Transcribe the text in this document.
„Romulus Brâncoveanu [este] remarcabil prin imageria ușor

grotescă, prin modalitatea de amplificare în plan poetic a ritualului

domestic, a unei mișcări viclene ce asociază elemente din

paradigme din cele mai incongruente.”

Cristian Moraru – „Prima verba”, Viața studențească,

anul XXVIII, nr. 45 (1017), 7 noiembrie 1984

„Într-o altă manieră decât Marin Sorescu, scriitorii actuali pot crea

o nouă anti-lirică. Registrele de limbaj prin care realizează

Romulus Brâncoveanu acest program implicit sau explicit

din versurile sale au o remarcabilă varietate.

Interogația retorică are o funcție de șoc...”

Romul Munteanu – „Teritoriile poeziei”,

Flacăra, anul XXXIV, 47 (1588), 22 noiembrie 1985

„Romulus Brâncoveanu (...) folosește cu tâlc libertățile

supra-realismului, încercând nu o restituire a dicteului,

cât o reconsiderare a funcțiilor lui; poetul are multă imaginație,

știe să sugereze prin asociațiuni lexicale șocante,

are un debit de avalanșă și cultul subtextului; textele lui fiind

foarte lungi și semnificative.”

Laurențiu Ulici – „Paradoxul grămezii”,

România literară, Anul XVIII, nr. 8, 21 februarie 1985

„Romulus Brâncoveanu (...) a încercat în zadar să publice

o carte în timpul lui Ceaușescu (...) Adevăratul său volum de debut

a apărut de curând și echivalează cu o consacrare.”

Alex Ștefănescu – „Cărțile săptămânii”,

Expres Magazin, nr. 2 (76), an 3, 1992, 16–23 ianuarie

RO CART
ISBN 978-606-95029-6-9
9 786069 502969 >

____________

Faithfully copy every entry, leaving nothing out.

» Solution to this exercise:
Transcribe the text in this document.
„Romulus Brâncoveanu [este] remarcabil prin imageria ușor

grotescă, prin modalitatea de amplificare în plan poetic a ritualului

domestic, a unei mișcări viclene ce asociază elemente din

paradigme din cele mai incongruente.”

Cristian Moraru – „Prima verba”, Viața studențească,

anul XXVIII, nr. 45 (1017), 7 noiembrie 1984

„Într-o altă manieră decât Marin Sorescu, scriitorii actuali pot crea

o nouă anti-lirică. Registrele de limbaj prin care realizează

Romulus Brâncoveanu acest program implicit sau explicit

din versurile sale au o remarcabilă varietate.

Interogația retorică are o funcție de șoc...”

Romul Munteanu – „Teritoriile poeziei”,

Flacăra, anul XXXIV, 47 (1588), 22 noiembrie 1985

„Romulus Brâncoveanu (...) folosește cu tâlc libertățile

supra-realismului, încercând nu o restituire a dicteului,

cât o reconsiderare a funcțiilor lui; poetul are multă imaginație,

știe să sugereze prin asociațiuni lexicale șocante,

are un debit de avalanșă și cultul subtextului; textele lui fiind

foarte lungi și semnificative.”

Laurențiu Ulici – „Paradoxul grămezii”,

România literară, Anul XVIII, nr. 8, 21 februarie 1985

„Romulus Brâncoveanu (...) a încercat în zadar să publice

o carte în timpul lui Ceaușescu (...) Adevăratul său volum de debut

a apărut de curând și echivalează cu o consacrare.”

Alex Ștefănescu – „Cărțile săptămânii”,

Expres Magazin, nr. 2 (76), an 3, 1992, 16–23 ianuarie

RO CART
ISBN 978-606-95029-6-9
9 786069 502969 >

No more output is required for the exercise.